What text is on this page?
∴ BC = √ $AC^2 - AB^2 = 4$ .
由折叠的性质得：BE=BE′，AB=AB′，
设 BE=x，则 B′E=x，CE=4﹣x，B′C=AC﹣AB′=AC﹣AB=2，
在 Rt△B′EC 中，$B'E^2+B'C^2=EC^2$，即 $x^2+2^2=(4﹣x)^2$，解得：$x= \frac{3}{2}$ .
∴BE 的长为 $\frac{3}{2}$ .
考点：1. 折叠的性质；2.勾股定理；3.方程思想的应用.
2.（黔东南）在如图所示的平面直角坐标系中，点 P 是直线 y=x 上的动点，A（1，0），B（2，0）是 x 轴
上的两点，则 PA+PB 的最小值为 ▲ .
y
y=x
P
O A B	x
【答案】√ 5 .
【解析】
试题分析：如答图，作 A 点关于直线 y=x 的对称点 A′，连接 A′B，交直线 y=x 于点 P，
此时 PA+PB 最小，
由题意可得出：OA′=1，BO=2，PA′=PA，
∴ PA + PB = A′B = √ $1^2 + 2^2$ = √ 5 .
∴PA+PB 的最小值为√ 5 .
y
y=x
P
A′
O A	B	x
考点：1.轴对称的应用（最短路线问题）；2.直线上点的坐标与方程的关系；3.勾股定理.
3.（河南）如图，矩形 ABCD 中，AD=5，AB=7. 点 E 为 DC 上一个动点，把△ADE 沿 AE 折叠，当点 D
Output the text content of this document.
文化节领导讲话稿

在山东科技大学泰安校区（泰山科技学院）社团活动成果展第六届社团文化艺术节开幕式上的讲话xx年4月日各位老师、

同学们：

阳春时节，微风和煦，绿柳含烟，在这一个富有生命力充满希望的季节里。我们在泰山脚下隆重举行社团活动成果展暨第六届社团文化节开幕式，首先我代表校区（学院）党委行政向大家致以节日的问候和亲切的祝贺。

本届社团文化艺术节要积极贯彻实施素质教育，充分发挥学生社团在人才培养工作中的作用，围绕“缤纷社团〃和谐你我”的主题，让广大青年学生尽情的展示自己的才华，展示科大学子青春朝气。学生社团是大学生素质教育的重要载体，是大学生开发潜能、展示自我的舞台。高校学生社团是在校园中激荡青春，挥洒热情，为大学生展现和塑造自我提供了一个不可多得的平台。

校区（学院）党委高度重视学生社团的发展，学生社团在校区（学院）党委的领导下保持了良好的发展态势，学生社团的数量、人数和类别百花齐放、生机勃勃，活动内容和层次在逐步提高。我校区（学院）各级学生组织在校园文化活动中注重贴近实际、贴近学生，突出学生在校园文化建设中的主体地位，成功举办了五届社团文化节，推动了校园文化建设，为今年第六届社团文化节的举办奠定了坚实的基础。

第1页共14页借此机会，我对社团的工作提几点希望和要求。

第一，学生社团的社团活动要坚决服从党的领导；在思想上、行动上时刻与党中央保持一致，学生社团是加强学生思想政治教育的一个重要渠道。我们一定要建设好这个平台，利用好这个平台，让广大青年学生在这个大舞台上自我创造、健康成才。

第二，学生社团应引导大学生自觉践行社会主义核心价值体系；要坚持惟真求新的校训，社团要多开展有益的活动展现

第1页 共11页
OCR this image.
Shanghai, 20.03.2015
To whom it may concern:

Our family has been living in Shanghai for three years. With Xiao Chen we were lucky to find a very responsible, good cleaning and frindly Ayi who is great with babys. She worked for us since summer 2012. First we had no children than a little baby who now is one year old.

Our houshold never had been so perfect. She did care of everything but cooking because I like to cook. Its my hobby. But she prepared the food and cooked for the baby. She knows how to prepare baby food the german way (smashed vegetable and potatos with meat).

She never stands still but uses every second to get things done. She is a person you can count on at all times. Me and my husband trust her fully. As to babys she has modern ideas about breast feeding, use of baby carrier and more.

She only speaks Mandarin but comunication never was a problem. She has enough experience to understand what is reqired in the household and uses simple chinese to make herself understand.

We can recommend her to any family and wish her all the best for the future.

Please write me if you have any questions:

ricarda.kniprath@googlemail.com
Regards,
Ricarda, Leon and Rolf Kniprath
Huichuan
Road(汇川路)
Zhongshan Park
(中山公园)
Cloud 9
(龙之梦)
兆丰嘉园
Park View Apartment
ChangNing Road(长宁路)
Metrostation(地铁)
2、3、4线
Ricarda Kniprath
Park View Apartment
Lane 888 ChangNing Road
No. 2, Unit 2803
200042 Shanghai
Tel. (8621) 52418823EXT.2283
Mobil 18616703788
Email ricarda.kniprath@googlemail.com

■ Stated task: Each record above should be restated word for word.

■ Result below:
What text is on this page?
∴ BC = √ $AC^2 - AB^2 = 4$ .
由折叠的性质得：BE=BE′，AB=AB′，
设 BE=x，则 B′E=x，CE=4﹣x，B′C=AC﹣AB′=AC﹣AB=2，
在 Rt△B′EC 中，$B'E^2+B'C^2=EC^2$，即 $x^2+2^2=(4﹣x)^2$，解得：$x= \frac{3}{2}$ .
∴BE 的长为 $\frac{3}{2}$ .
考点：1. 折叠的性质；2.勾股定理；3.方程思想的应用.
2.（黔东南）在如图所示的平面直角坐标系中，点 P 是直线 y=x 上的动点，A（1，0），B（2，0）是 x 轴
上的两点，则 PA+PB 的最小值为 ▲ .
y
y=x
P
O A B	x
【答案】√ 5 .
【解析】
试题分析：如答图，作 A 点关于直线 y=x 的对称点 A′，连接 A′B，交直线 y=x 于点 P，
此时 PA+PB 最小，
由题意可得出：OA′=1，BO=2，PA′=PA，
∴ PA + PB = A′B = √ $1^2 + 2^2$ = √ 5 .
∴PA+PB 的最小值为√ 5 .
y
y=x
P
A′
O A	B	x
考点：1.轴对称的应用（最短路线问题）；2.直线上点的坐标与方程的关系；3.勾股定理.
3.（河南）如图，矩形 ABCD 中，AD=5，AB=7. 点 E 为 DC 上一个动点，把△ADE 沿 AE 折叠，当点 D
Output the text content of this document.
文化节领导讲话稿

在山东科技大学泰安校区（泰山科技学院）社团活动成果展第六届社团文化艺术节开幕式上的讲话xx年4月日各位老师、

同学们：

阳春时节，微风和煦，绿柳含烟，在这一个富有生命力充满希望的季节里。我们在泰山脚下隆重举行社团活动成果展暨第六届社团文化节开幕式，首先我代表校区（学院）党委行政向大家致以节日的问候和亲切的祝贺。

本届社团文化艺术节要积极贯彻实施素质教育，充分发挥学生社团在人才培养工作中的作用，围绕“缤纷社团〃和谐你我”的主题，让广大青年学生尽情的展示自己的才华，展示科大学子青春朝气。学生社团是大学生素质教育的重要载体，是大学生开发潜能、展示自我的舞台。高校学生社团是在校园中激荡青春，挥洒热情，为大学生展现和塑造自我提供了一个不可多得的平台。

校区（学院）党委高度重视学生社团的发展，学生社团在校区（学院）党委的领导下保持了良好的发展态势，学生社团的数量、人数和类别百花齐放、生机勃勃，活动内容和层次在逐步提高。我校区（学院）各级学生组织在校园文化活动中注重贴近实际、贴近学生，突出学生在校园文化建设中的主体地位，成功举办了五届社团文化节，推动了校园文化建设，为今年第六届社团文化节的举办奠定了坚实的基础。

第1页共14页借此机会，我对社团的工作提几点希望和要求。

第一，学生社团的社团活动要坚决服从党的领导；在思想上、行动上时刻与党中央保持一致，学生社团是加强学生思想政治教育的一个重要渠道。我们一定要建设好这个平台，利用好这个平台，让广大青年学生在这个大舞台上自我创造、健康成才。

第二，学生社团应引导大学生自觉践行社会主义核心价值体系；要坚持惟真求新的校训，社团要多开展有益的活动展现

第1页 共11页
OCR this image.
Shanghai, 20.03.2015
To whom it may concern:

Our family has been living in Shanghai for three years. With Xiao Chen we were lucky to find a very responsible, good cleaning and frindly Ayi who is great with babys. She worked for us since summer 2012. First we had no children than a little baby who now is one year old.

Our houshold never had been so perfect. She did care of everything but cooking because I like to cook. Its my hobby. But she prepared the food and cooked for the baby. She knows how to prepare baby food the german way (smashed vegetable and potatos with meat).

She never stands still but uses every second to get things done. She is a person you can count on at all times. Me and my husband trust her fully. As to babys she has modern ideas about breast feeding, use of baby carrier and more.

She only speaks Mandarin but comunication never was a problem. She has enough experience to understand what is reqired in the household and uses simple chinese to make herself understand.

We can recommend her to any family and wish her all the best for the future.

Please write me if you have any questions:

ricarda.kniprath@googlemail.com
Regards,
Ricarda, Leon and Rolf Kniprath
Huichuan
Road(汇川路)
Zhongshan Park
(中山公园)
Cloud 9
(龙之梦)
兆丰嘉园
Park View Apartment
ChangNing Road(长宁路)
Metrostation(地铁)
2、3、4线
Ricarda Kniprath
Park View Apartment
Lane 888 ChangNing Road
No. 2, Unit 2803
200042 Shanghai
Tel. (8621) 52418823EXT.2283
Mobil 18616703788
Email ricarda.kniprath@googlemail.com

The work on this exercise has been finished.